===== EXERCISE INPUTS =====
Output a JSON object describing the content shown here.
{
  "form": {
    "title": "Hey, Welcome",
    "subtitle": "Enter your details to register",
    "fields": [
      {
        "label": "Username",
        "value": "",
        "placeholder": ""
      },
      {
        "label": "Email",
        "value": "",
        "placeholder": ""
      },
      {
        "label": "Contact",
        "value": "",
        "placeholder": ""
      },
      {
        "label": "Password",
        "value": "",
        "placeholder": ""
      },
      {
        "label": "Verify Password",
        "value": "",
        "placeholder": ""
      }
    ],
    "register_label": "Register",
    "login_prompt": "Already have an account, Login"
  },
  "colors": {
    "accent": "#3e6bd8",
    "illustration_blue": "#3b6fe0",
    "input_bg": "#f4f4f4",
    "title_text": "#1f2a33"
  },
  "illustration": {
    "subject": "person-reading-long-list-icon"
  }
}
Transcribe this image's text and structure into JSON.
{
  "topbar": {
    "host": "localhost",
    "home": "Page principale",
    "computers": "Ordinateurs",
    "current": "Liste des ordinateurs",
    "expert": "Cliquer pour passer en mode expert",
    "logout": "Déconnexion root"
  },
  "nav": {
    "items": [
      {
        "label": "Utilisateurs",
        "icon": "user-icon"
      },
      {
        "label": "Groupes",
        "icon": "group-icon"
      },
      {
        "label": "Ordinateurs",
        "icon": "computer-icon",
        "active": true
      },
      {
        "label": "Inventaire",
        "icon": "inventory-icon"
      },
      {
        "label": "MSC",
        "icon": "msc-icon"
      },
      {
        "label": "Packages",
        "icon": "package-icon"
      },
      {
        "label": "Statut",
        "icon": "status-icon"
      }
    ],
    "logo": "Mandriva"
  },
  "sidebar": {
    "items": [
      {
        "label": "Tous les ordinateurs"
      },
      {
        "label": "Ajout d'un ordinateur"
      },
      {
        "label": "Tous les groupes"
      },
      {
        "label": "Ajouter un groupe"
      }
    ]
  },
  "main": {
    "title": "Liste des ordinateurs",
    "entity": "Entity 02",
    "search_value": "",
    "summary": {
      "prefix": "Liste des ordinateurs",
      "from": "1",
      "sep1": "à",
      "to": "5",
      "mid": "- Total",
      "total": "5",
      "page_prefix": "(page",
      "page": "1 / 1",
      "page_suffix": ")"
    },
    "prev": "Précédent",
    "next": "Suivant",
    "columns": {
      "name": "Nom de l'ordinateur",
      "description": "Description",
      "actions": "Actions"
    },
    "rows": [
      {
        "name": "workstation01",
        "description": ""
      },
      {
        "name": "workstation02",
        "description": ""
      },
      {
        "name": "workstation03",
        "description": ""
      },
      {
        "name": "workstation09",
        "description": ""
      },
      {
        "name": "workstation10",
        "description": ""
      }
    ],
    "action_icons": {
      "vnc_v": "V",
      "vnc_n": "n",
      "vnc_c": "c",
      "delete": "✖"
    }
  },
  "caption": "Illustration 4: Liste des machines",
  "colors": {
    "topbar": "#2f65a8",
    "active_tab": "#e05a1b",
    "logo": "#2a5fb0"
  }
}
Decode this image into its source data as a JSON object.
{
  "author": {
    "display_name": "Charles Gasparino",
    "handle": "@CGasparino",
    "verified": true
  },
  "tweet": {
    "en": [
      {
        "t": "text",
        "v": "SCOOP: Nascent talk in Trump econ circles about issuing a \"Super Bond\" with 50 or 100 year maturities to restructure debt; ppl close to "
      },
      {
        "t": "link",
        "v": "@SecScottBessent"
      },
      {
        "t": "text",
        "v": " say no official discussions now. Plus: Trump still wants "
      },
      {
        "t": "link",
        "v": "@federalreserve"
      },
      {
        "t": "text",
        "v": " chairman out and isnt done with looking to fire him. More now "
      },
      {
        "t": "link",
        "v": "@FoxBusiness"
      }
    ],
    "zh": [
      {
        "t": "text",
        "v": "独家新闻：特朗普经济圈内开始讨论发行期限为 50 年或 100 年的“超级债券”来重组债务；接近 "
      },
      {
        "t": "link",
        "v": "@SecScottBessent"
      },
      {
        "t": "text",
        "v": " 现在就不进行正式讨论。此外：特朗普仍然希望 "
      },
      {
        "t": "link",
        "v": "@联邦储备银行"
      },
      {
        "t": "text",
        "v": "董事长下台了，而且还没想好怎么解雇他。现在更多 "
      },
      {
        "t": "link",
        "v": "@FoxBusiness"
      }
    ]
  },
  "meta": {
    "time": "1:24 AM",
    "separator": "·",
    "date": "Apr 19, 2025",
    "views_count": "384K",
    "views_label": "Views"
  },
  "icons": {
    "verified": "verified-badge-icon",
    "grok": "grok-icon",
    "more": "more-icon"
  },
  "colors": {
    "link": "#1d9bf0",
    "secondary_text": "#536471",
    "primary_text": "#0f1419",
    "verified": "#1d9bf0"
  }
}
=====
STATED EXERCISE: Every entry in the listing must be retyped exactly.

SOLUTION TO THE EXERCISE:
Output a JSON object describing the content shown here.
{
  "form": {
    "title": "Hey, Welcome",
    "subtitle": "Enter your details to register",
    "fields": [
      {
        "label": "Username",
        "value": "",
        "placeholder": ""
      },
      {
        "label": "Email",
        "value": "",
        "placeholder": ""
      },
      {
        "label": "Contact",
        "value": "",
        "placeholder": ""
      },
      {
        "label": "Password",
        "value": "",
        "placeholder": ""
      },
      {
        "label": "Verify Password",
        "value": "",
        "placeholder": ""
      }
    ],
    "register_label": "Register",
    "login_prompt": "Already have an account, Login"
  },
  "colors": {
    "accent": "#3e6bd8",
    "illustration_blue": "#3b6fe0",
    "input_bg": "#f4f4f4",
    "title_text": "#1f2a33"
  },
  "illustration": {
    "subject": "person-reading-long-list-icon"
  }
}
Transcribe this image's text and structure into JSON.
{
  "topbar": {
    "host": "localhost",
    "home": "Page principale",
    "computers": "Ordinateurs",
    "current": "Liste des ordinateurs",
    "expert": "Cliquer pour passer en mode expert",
    "logout": "Déconnexion root"
  },
  "nav": {
    "items": [
      {
        "label": "Utilisateurs",
        "icon": "user-icon"
      },
      {
        "label": "Groupes",
        "icon": "group-icon"
      },
      {
        "label": "Ordinateurs",
        "icon": "computer-icon",
        "active": true
      },
      {
        "label": "Inventaire",
        "icon": "inventory-icon"
      },
      {
        "label": "MSC",
        "icon": "msc-icon"
      },
      {
        "label": "Packages",
        "icon": "package-icon"
      },
      {
        "label": "Statut",
        "icon": "status-icon"
      }
    ],
    "logo": "Mandriva"
  },
  "sidebar": {
    "items": [
      {
        "label": "Tous les ordinateurs"
      },
      {
        "label": "Ajout d'un ordinateur"
      },
      {
        "label": "Tous les groupes"
      },
      {
        "label": "Ajouter un groupe"
      }
    ]
  },
  "main": {
    "title": "Liste des ordinateurs",
    "entity": "Entity 02",
    "search_value": "",
    "summary": {
      "prefix": "Liste des ordinateurs",
      "from": "1",
      "sep1": "à",
      "to": "5",
      "mid": "- Total",
      "total": "5",
      "page_prefix": "(page",
      "page": "1 / 1",
      "page_suffix": ")"
    },
    "prev": "Précédent",
    "next": "Suivant",
    "columns": {
      "name": "Nom de l'ordinateur",
      "description": "Description",
      "actions": "Actions"
    },
    "rows": [
      {
        "name": "workstation01",
        "description": ""
      },
      {
        "name": "workstation02",
        "description": ""
      },
      {
        "name": "workstation03",
        "description": ""
      },
      {
        "name": "workstation09",
        "description": ""
      },
      {
        "name": "workstation10",
        "description": ""
      }
    ],
    "action_icons": {
      "vnc_v": "V",
      "vnc_n": "n",
      "vnc_c": "c",
      "delete": "✖"
    }
  },
  "caption": "Illustration 4: Liste des machines",
  "colors": {
    "topbar": "#2f65a8",
    "active_tab": "#e05a1b",
    "logo": "#2a5fb0"
  }
}
Decode this image into its source data as a JSON object.
{
  "author": {
    "display_name": "Charles Gasparino",
    "handle": "@CGasparino",
    "verified": true
  },
  "tweet": {
    "en": [
      {
        "t": "text",
        "v": "SCOOP: Nascent talk in Trump econ circles about issuing a \"Super Bond\" with 50 or 100 year maturities to restructure debt; ppl close to "
      },
      {
        "t": "link",
        "v": "@SecScottBessent"
      },
      {
        "t": "text",
        "v": " say no official discussions now. Plus: Trump still wants "
      },
      {
        "t": "link",
        "v": "@federalreserve"
      },
      {
        "t": "text",
        "v": " chairman out and isnt done with looking to fire him. More now "
      },
      {
        "t": "link",
        "v": "@FoxBusiness"
      }
    ],
    "zh": [
      {
        "t": "text",
        "v": "独家新闻：特朗普经济圈内开始讨论发行期限为 50 年或 100 年的“超级债券”来重组债务；接近 "
      },
      {
        "t": "link",
        "v": "@SecScottBessent"
      },
      {
        "t": "text",
        "v": " 现在就不进行正式讨论。此外：特朗普仍然希望 "
      },
      {
        "t": "link",
        "v": "@联邦储备银行"
      },
      {
        "t": "text",
        "v": "董事长下台了，而且还没想好怎么解雇他。现在更多 "
      },
      {
        "t": "link",
        "v": "@FoxBusiness"
      }
    ]
  },
  "meta": {
    "time": "1:24 AM",
    "separator": "·",
    "date": "Apr 19, 2025",
    "views_count": "384K",
    "views_label": "Views"
  },
  "icons": {
    "verified": "verified-badge-icon",
    "grok": "grok-icon",
    "more": "more-icon"
  },
  "colors": {
    "link": "#1d9bf0",
    "secondary_text": "#536471",
    "primary_text": "#0f1419",
    "verified": "#1d9bf0"
  }
}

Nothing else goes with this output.